Figure dataset records
# # # # # # #
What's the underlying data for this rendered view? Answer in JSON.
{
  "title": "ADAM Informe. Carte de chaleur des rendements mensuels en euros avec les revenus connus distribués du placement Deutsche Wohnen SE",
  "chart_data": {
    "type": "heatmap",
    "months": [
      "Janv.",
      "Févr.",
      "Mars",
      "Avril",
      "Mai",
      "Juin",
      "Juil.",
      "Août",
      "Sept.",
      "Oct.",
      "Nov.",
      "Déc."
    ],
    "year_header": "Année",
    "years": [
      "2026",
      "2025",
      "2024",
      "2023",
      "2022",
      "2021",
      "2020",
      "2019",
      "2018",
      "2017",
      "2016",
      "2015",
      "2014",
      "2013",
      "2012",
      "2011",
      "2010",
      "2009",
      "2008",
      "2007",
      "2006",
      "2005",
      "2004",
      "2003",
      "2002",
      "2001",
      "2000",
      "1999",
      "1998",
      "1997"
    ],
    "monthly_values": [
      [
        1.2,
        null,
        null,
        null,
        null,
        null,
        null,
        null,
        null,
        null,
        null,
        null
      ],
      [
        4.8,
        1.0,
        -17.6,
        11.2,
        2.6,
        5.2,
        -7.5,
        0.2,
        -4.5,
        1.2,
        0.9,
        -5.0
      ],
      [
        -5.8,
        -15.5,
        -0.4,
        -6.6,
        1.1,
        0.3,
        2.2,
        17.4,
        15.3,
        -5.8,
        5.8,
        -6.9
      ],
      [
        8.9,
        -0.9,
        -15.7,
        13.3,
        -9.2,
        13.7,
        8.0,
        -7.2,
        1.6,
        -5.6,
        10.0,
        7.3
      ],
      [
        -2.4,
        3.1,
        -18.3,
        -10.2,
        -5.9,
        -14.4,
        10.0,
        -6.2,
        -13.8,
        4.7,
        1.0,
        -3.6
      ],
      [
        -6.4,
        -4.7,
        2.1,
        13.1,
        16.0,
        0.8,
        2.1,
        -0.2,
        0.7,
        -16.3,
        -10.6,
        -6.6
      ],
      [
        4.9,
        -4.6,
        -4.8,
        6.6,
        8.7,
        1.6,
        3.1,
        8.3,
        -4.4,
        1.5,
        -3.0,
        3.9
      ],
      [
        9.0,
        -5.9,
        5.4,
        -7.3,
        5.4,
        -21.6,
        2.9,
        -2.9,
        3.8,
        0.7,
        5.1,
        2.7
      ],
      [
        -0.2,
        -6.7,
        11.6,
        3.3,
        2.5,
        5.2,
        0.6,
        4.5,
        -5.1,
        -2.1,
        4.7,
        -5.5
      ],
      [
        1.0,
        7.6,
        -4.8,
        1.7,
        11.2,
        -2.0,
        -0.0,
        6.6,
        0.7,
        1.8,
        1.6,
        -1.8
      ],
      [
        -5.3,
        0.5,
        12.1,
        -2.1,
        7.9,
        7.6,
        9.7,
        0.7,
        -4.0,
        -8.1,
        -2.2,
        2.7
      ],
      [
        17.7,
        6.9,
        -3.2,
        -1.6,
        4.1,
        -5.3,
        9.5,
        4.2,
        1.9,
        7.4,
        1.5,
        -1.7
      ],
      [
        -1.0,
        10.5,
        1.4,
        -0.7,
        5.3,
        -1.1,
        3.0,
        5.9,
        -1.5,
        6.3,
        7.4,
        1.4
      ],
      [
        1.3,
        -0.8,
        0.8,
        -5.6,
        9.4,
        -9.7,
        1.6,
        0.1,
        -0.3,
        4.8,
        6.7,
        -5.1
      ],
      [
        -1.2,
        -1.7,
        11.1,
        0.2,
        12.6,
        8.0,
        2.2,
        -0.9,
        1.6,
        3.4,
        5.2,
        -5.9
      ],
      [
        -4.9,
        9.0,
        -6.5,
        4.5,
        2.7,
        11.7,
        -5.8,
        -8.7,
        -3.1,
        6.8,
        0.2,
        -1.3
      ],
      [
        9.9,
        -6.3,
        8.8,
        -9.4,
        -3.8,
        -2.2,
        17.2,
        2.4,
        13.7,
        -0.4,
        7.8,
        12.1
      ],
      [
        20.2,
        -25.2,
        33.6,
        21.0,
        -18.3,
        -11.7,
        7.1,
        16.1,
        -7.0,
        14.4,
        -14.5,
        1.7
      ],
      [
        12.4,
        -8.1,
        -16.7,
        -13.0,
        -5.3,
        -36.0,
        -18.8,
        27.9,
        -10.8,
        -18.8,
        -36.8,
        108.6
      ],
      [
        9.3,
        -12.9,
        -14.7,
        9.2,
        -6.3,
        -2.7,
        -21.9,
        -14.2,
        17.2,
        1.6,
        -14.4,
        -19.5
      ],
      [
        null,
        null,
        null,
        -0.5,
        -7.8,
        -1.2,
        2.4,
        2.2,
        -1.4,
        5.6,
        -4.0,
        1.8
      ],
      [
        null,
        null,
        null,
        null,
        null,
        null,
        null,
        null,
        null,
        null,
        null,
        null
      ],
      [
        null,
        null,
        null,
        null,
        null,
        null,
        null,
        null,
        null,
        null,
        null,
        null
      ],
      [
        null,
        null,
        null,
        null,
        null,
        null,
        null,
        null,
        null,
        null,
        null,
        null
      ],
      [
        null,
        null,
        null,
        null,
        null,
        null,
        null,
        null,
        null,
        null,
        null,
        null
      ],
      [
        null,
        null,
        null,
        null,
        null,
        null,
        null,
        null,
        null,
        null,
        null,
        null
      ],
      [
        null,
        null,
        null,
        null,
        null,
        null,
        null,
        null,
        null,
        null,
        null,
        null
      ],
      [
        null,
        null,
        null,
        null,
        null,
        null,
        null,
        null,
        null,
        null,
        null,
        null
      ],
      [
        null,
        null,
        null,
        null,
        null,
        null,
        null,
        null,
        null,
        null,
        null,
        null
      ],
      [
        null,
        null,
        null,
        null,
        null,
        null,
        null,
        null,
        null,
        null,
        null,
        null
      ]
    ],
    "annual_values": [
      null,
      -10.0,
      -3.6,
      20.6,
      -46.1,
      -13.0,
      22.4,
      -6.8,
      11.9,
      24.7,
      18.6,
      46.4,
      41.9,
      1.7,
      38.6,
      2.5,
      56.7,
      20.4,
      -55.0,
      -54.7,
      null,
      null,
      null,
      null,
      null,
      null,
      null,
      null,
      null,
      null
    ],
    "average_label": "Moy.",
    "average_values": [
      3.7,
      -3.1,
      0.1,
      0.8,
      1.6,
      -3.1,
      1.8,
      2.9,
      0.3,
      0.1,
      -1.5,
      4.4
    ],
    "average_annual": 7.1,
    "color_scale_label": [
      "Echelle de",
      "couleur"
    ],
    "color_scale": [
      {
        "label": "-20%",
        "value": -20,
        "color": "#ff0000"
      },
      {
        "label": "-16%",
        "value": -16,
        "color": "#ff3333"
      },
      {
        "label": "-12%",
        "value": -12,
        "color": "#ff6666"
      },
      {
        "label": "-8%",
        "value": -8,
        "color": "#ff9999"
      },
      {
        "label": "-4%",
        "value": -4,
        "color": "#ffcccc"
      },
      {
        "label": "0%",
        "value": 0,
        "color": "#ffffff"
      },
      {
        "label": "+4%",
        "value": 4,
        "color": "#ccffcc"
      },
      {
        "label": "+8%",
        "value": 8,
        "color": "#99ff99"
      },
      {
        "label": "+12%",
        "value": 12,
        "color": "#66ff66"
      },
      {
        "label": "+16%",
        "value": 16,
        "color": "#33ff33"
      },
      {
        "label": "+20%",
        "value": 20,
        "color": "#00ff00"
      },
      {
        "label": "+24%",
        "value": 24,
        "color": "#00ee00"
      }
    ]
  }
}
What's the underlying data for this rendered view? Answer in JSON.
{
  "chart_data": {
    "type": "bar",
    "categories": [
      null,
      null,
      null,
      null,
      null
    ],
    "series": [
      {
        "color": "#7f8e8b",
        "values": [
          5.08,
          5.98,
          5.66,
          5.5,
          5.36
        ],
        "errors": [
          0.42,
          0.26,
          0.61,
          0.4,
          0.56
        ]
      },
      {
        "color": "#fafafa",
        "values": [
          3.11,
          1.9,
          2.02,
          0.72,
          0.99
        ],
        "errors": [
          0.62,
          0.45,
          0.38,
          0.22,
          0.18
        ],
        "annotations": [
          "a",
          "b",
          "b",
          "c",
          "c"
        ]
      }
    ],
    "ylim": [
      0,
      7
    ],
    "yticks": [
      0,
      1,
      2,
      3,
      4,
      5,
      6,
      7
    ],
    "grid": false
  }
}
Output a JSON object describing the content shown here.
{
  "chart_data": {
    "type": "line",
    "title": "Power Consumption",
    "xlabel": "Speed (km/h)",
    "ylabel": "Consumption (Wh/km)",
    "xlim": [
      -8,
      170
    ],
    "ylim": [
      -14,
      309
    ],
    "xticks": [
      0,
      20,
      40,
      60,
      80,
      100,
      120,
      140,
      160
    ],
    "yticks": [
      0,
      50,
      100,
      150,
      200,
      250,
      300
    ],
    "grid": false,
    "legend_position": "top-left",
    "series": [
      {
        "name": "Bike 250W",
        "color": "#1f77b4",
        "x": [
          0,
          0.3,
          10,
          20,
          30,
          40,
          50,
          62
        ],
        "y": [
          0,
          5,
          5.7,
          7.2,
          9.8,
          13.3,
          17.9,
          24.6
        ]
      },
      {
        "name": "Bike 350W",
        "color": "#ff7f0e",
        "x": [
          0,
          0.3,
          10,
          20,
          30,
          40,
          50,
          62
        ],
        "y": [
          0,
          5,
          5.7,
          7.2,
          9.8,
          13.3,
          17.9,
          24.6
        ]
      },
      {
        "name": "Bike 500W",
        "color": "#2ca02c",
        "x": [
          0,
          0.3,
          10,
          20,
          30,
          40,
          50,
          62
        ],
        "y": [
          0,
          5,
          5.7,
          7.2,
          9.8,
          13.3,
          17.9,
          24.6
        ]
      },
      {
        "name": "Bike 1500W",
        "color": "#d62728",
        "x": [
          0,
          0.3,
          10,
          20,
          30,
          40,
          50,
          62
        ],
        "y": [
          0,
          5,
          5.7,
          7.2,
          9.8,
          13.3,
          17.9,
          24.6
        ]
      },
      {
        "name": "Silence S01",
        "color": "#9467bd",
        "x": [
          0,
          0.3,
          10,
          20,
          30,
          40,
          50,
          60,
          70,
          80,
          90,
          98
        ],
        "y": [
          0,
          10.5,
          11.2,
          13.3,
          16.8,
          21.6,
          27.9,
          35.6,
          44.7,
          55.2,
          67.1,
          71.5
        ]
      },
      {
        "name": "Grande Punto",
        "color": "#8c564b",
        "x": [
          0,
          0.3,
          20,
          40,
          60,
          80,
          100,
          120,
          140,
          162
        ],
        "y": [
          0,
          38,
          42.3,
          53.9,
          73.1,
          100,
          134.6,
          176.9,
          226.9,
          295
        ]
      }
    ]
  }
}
# # # # # # #
**WORK INSTRUCTIONS**.
Show the lines that mention the word "Consumption".

**WORKED ANSWER**.
    "title": "Power Consumption",
    "ylabel": "Consumption (Wh/km)",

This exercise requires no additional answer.